## Given instruction
Write out all of the entries that follow, word for word, but skip the pictures.

## Data shown
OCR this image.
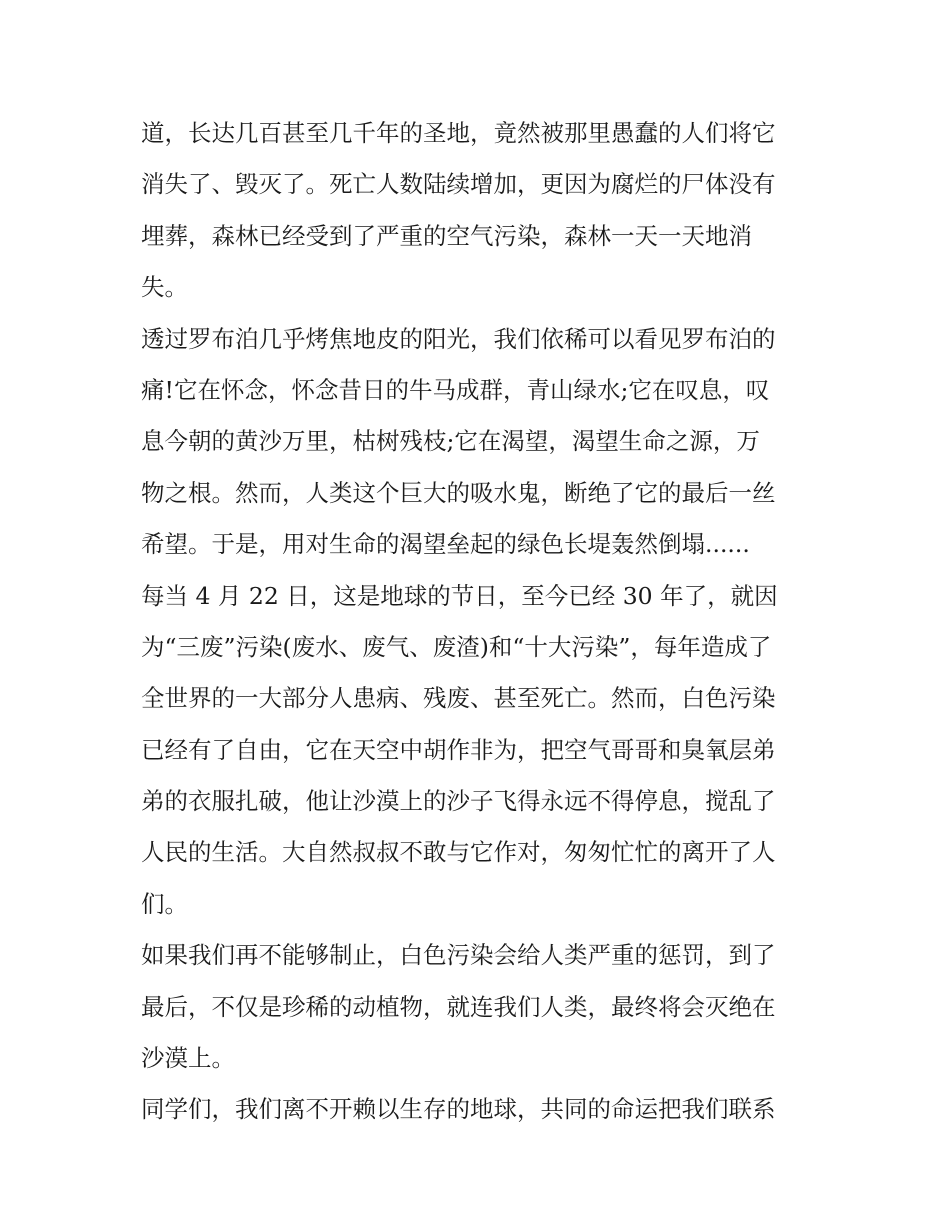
道，长达几百甚至几千年的圣地，竟然被那里愚蠢的人们将它
消失了、毁灭了。死亡人数陆续增加，更因为腐烂的尸体没有
埋葬，森林已经受到了严重的空气污染，森林一天一天地消
失。
透过罗布泊几乎烤焦地皮的阳光，我们依稀可以看见罗布泊的
痛!它在怀念，怀念昔日的牛马成群，青山绿水;它在叹息，叹
息今朝的黄沙万里，枯树残枝;它在渴望，渴望生命之源，万
物之根。然而，人类这个巨大的吸水鬼，断绝了它的最后一丝
希望。于是，用对生命的渴望垒起的绿色长堤轰然倒塌......
每当 4 月 22 日，这是地球的节日，至今已经 30 年了，就因
为“三废”污染(废水、废气、废渣)和“十大污染”，每年造成了
全世界的一大部分人患病、残废、甚至死亡。然而，白色污染
已经有了自由，它在天空中胡作非为，把空气哥哥和臭氧层弟
弟的衣服扎破，他让沙漠上的沙子飞得永远不得停息，搅乱了
人民的生活。大自然叔叔不敢与它作对，匆匆忙忙的离开了人
们。
如果我们再不能够制止，白色污染会给人类严重的惩罚，到了
最后，不仅是珍稀的动植物，就连我们人类，最终将会灭绝在
沙漠上。
同学们，我们离不开赖以生存的地球，共同的命运把我们联系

## Reply to the task
OCR this image.
道，长达几百甚至几千年的圣地，竟然被那里愚蠢的人们将它
消失了、毁灭了。死亡人数陆续增加，更因为腐烂的尸体没有
埋葬，森林已经受到了严重的空气污染，森林一天一天地消
失。
透过罗布泊几乎烤焦地皮的阳光，我们依稀可以看见罗布泊的
痛!它在怀念，怀念昔日的牛马成群，青山绿水;它在叹息，叹
息今朝的黄沙万里，枯树残枝;它在渴望，渴望生命之源，万
物之根。然而，人类这个巨大的吸水鬼，断绝了它的最后一丝
希望。于是，用对生命的渴望垒起的绿色长堤轰然倒塌......
每当 4 月 22 日，这是地球的节日，至今已经 30 年了，就因
为“三废”污染(废水、废气、废渣)和“十大污染”，每年造成了
全世界的一大部分人患病、残废、甚至死亡。然而，白色污染
已经有了自由，它在天空中胡作非为，把空气哥哥和臭氧层弟
弟的衣服扎破，他让沙漠上的沙子飞得永远不得停息，搅乱了
人民的生活。大自然叔叔不敢与它作对，匆匆忙忙的离开了人
们。
如果我们再不能够制止，白色污染会给人类严重的惩罚，到了
最后，不仅是珍稀的动植物，就连我们人类，最终将会灭绝在
沙漠上。
同学们，我们离不开赖以生存的地球，共同的命运把我们联系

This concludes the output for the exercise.